((
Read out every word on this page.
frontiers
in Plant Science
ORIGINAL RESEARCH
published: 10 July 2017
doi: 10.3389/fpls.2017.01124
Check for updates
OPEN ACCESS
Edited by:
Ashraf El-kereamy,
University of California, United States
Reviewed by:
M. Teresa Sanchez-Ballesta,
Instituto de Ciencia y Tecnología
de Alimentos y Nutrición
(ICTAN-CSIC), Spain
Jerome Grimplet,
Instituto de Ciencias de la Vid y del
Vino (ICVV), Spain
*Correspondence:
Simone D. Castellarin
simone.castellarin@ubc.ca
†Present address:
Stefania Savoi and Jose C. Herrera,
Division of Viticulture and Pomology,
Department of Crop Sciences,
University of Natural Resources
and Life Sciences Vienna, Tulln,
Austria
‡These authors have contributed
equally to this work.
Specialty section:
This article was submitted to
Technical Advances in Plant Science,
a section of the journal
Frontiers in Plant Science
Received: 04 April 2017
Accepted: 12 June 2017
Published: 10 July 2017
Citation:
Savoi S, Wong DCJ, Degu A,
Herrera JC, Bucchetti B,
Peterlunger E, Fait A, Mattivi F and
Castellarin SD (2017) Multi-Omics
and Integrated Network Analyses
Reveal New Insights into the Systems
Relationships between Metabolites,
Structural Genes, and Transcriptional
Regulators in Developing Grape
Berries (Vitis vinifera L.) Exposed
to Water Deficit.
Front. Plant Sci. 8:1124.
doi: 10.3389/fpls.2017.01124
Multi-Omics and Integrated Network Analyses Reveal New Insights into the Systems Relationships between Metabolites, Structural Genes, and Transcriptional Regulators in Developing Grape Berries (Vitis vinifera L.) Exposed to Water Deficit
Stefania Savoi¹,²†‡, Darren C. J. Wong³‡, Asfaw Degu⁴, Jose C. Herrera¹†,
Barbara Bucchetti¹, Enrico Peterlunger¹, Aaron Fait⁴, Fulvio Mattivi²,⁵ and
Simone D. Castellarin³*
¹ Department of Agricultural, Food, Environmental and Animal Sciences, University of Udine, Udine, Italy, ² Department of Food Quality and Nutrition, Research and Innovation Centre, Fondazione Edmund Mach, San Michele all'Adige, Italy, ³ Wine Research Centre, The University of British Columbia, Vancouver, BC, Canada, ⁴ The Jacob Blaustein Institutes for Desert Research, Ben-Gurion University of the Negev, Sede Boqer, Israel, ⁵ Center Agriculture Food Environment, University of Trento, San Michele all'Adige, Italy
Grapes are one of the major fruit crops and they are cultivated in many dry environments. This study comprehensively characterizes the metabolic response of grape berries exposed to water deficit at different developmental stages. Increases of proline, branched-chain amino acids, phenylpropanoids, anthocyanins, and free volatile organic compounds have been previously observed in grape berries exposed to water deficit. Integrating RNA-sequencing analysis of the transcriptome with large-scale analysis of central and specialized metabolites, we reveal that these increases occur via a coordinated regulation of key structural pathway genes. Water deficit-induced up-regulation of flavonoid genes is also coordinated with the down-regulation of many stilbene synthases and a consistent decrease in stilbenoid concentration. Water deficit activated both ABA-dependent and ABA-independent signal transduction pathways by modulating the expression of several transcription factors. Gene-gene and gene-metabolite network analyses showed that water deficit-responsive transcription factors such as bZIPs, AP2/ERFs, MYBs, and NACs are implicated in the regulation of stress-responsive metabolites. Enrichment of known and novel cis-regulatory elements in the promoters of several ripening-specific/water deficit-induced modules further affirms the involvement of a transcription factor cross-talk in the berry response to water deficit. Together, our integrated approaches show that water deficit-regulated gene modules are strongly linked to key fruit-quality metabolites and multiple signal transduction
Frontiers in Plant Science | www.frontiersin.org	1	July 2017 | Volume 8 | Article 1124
))
EXERCISE PROMPT - Filter the entries above and return only the lines holding "Vitis".

SOLUTION FOR THIS TASK -
Berries (Vitis vinifera L.) Exposed
Multi-Omics and Integrated Network Analyses Reveal New Insights into the Systems Relationships between Metabolites, Structural Genes, and Transcriptional Regulators in Developing Grape Berries (Vitis vinifera L.) Exposed to Water Deficit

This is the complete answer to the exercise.